## Stated exercise
Look through the data below. Show each line where the string "було" occurs.

## Data shown
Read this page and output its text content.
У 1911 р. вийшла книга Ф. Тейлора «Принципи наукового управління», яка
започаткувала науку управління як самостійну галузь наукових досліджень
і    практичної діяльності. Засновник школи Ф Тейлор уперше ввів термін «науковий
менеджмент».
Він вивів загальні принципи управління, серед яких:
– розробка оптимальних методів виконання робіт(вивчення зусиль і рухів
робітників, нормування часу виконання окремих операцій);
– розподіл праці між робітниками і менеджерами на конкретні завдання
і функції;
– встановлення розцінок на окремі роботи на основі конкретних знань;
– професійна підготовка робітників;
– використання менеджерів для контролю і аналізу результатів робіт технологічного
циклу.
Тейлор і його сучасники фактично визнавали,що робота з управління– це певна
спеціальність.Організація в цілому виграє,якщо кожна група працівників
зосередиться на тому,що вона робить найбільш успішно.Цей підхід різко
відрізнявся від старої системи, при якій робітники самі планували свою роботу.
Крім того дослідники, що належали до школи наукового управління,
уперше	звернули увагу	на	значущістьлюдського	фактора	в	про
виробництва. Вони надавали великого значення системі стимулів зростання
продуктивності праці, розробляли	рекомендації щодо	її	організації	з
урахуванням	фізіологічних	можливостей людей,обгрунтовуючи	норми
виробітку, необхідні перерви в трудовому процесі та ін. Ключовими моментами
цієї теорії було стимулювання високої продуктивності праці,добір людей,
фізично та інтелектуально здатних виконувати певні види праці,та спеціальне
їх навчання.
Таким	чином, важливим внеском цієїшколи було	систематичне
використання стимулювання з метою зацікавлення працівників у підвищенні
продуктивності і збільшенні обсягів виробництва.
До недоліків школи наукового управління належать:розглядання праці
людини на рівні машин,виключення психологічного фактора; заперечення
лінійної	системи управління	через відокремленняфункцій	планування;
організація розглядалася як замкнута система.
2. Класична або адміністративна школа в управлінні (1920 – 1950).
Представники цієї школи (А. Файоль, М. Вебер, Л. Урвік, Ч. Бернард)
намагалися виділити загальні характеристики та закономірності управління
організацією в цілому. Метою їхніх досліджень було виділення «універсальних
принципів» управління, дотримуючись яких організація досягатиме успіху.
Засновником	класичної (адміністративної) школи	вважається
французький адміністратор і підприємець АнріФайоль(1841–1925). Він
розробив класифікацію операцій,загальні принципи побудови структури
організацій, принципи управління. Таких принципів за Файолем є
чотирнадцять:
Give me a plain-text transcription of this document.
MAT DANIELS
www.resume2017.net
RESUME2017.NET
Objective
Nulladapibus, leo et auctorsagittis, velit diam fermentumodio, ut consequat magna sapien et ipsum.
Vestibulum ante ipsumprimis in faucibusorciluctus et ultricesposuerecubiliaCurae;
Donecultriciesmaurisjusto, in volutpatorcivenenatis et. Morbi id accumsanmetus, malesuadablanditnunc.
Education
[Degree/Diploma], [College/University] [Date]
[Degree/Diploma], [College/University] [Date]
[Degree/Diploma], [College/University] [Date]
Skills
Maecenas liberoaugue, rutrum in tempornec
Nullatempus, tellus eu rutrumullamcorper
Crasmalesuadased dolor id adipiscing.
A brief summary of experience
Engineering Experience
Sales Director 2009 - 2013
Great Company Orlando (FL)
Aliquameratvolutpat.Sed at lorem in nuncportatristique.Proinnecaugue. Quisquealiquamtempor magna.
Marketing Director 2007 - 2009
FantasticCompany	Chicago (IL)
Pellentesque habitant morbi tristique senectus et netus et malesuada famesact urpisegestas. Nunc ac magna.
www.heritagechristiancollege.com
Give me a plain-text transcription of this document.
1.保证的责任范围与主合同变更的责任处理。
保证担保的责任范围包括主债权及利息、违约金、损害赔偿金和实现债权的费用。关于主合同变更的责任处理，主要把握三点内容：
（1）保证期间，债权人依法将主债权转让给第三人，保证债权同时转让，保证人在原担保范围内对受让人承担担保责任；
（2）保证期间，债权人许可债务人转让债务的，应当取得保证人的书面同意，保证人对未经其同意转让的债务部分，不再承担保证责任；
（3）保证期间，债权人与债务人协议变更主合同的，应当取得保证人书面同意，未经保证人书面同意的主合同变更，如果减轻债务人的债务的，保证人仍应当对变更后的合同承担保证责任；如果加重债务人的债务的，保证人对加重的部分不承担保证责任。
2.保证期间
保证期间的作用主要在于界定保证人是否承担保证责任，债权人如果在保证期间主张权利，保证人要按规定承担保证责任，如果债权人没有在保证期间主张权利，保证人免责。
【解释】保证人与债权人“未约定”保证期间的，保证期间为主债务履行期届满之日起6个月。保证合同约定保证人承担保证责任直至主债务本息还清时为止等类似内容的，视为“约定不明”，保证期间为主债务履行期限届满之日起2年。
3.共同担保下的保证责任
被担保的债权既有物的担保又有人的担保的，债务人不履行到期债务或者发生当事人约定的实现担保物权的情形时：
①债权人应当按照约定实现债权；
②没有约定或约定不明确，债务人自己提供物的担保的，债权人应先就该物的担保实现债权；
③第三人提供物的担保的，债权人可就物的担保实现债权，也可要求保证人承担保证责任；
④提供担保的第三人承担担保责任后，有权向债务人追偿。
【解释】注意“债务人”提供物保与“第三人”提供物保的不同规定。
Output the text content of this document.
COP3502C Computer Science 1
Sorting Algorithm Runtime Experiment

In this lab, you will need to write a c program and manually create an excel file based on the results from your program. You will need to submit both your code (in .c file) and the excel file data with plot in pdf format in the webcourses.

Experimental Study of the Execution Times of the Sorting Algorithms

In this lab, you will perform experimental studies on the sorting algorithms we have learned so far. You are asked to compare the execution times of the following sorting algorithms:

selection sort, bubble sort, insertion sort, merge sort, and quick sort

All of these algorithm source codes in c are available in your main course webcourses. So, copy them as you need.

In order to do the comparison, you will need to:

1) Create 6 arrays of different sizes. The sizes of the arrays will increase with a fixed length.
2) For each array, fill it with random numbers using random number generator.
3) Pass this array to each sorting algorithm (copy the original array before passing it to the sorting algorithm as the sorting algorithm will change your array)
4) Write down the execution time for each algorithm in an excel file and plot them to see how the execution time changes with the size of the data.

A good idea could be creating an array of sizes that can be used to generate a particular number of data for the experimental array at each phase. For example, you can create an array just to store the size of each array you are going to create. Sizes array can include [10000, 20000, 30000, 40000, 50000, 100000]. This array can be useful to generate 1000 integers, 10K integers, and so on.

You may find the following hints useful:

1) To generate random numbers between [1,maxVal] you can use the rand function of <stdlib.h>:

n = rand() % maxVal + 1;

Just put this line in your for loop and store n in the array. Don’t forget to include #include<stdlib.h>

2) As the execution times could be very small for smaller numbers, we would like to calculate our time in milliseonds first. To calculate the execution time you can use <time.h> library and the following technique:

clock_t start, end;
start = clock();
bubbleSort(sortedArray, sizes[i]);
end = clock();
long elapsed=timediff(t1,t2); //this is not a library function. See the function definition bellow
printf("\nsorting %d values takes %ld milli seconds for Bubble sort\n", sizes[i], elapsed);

## Task result
цієї теорії було стимулювання високої продуктивності праці,добір людей,
Таким	чином, важливим внеском цієїшколи було	систематичне
організацією в цілому. Метою їхніх досліджень було виділення «універсальних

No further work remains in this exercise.